■ SOURCE PASSAGE ■
+++++

Late morning it would have been, on a January day, just as the sun was getting a fair amount of bite into it. It was one of those Queensland summers following a spring where the storms had failed, and the ground at Sunny Hills was parched.
With no pasture, dairy cows don't do so well. The milk vat doesn't either, and we had a quota to maintain.
The solution was to have salt-lick for the milkers and a dollop of molasses in their feed, so that they'd drink plenty of good clean water pumped up from the well and have a go at eating as much of the dry spear-grass as they could find – which wasn't much.
But you don't want to know about that. All you need to know is that Dad was opening the 44 gallon drum of molasses that had been sitting undisturbed under the shade of the Leaning-Tower-of-Pisa ironbark near the old dairy.
Any 44 gallon drum has two outlets, each with a steel bung screwed into it. The smaller one is about the diameter of a golf ball. Given that most drums are designed to hold liquids that vapourise with heat, the bungs are very sturdy. If you're smart, you open the little bung first to release gently any internal gas pressure, and then the other one to pour the contents out.
There was a tool to open the bungs, because they don't come out all that easy – like a large hex-type screwdriver or spanner. Dad inserted it in the smaller bung and gave it a twist. It didn't want to come out so he tapped it a bit and tried again. This time it groaned audibly (can you or a bung groan inaudibly? I dunno. Nor do I care if it comes to that.) But at least it did yield a half-turn.

+++++

■ GIVEN INFORMATION ■

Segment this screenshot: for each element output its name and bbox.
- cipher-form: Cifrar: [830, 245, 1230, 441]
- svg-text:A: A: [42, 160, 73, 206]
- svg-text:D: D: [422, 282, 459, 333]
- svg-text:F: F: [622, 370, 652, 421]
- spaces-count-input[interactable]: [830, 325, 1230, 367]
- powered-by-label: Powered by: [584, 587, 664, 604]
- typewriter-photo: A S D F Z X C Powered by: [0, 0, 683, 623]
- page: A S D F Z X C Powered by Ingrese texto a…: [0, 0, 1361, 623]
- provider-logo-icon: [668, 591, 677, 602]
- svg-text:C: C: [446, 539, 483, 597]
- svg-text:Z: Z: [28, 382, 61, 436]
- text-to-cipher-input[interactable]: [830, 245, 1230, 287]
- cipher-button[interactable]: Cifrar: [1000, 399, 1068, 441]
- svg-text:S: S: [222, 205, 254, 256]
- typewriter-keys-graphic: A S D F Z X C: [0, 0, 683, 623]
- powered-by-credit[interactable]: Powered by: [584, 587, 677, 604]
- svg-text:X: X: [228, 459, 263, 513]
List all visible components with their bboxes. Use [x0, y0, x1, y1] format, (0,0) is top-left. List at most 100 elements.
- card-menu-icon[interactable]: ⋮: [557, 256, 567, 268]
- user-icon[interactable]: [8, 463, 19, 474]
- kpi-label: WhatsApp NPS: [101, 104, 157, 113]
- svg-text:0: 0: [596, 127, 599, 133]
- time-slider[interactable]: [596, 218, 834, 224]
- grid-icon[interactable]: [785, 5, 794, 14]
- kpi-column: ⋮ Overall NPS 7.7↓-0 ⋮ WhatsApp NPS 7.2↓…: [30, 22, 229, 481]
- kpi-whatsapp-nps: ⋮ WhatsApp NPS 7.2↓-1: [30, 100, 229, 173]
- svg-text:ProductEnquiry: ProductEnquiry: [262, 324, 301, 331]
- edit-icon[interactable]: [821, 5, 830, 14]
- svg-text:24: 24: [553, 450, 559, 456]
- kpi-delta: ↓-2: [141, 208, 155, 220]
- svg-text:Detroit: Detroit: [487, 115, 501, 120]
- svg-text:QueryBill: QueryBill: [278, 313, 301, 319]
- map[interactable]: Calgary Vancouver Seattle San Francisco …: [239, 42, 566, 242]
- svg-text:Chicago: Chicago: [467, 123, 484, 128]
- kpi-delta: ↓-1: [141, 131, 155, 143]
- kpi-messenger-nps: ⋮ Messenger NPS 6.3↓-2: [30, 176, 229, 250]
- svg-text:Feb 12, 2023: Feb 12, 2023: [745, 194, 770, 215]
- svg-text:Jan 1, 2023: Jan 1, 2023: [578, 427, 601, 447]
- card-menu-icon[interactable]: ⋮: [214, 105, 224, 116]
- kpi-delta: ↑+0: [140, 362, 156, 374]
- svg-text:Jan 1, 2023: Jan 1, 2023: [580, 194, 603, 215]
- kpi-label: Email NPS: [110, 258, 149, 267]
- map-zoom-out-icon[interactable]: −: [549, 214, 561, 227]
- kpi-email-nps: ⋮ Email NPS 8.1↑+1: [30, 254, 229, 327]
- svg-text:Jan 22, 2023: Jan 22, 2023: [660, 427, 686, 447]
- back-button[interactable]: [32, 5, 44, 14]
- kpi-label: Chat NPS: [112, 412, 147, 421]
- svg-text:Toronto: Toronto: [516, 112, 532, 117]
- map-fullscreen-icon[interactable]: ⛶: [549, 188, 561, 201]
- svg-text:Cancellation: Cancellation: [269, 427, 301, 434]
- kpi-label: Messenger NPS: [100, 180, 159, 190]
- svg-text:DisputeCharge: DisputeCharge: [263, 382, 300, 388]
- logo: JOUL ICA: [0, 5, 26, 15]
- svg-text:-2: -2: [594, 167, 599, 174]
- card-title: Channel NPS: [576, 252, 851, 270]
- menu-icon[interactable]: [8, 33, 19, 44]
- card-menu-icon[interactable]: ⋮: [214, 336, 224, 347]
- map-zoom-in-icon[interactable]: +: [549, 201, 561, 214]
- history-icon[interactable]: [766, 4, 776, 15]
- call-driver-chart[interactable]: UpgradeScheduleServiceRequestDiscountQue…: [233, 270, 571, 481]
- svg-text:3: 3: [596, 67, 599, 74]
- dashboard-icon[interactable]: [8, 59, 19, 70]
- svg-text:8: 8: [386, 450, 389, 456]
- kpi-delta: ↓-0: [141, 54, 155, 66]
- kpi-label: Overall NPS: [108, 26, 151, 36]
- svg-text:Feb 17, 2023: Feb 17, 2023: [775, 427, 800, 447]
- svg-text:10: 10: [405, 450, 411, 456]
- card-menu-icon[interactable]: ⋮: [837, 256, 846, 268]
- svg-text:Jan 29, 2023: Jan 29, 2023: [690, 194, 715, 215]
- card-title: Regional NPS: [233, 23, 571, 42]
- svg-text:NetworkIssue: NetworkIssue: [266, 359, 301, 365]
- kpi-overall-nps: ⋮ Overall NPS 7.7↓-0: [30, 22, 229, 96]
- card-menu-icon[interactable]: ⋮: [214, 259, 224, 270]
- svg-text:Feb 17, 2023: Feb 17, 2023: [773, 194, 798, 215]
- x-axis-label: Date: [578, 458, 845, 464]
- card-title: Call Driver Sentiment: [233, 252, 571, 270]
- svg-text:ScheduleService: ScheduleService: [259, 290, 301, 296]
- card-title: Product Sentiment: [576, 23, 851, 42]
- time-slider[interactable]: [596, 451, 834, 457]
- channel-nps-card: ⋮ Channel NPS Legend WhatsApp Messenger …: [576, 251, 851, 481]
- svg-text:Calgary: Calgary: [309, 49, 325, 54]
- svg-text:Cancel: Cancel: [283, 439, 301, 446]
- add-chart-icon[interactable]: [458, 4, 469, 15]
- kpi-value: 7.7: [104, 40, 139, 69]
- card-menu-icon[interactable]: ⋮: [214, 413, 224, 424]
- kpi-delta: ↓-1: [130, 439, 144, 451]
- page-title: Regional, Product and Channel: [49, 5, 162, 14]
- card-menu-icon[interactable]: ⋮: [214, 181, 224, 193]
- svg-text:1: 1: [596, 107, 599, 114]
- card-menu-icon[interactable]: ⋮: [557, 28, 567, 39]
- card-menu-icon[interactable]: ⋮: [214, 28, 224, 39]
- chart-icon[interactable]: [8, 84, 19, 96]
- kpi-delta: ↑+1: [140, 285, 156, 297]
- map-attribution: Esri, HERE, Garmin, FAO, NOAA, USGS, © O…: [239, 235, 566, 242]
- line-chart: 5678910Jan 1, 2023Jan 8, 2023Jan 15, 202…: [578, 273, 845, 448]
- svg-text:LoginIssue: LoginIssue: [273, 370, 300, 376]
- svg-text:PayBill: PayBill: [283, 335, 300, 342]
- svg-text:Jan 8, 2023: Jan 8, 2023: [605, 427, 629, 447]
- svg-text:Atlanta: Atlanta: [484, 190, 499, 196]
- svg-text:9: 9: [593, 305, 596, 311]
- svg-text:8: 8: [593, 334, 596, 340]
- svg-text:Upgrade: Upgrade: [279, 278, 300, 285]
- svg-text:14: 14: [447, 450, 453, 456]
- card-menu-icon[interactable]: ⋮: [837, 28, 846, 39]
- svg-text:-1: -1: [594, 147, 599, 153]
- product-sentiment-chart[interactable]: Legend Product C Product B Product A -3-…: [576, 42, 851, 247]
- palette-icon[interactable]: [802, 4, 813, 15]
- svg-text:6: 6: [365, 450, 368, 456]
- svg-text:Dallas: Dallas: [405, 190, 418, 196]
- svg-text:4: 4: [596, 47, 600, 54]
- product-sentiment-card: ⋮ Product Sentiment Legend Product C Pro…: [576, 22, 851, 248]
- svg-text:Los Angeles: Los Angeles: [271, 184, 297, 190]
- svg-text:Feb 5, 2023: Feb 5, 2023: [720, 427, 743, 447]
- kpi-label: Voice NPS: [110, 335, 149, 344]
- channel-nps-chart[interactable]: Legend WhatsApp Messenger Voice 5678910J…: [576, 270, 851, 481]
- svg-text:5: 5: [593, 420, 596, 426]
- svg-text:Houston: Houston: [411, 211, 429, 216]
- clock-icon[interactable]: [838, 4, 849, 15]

+++++

■ WHAT YOU NEED TO DO ■
Do these three statements agree with the molasses-drum passage above? For each, answer yes or no and quote the words from the passage that decide it.
1. The spring before that summer brought plenty of storms.
2. The drum of molasses had been kept in the shade of an ironbark near the old dairy.
3. The smaller bung came out on the first twist.

■ WRITTEN ANSWER ■
1. No: "a spring where the storms had failed"
2. Yes: "sitting undisturbed under the shade of the Leaning-Tower-of-Pisa ironbark near the old dairy"
3. No: "It didn't want to come out so he tapped it a bit and tried again."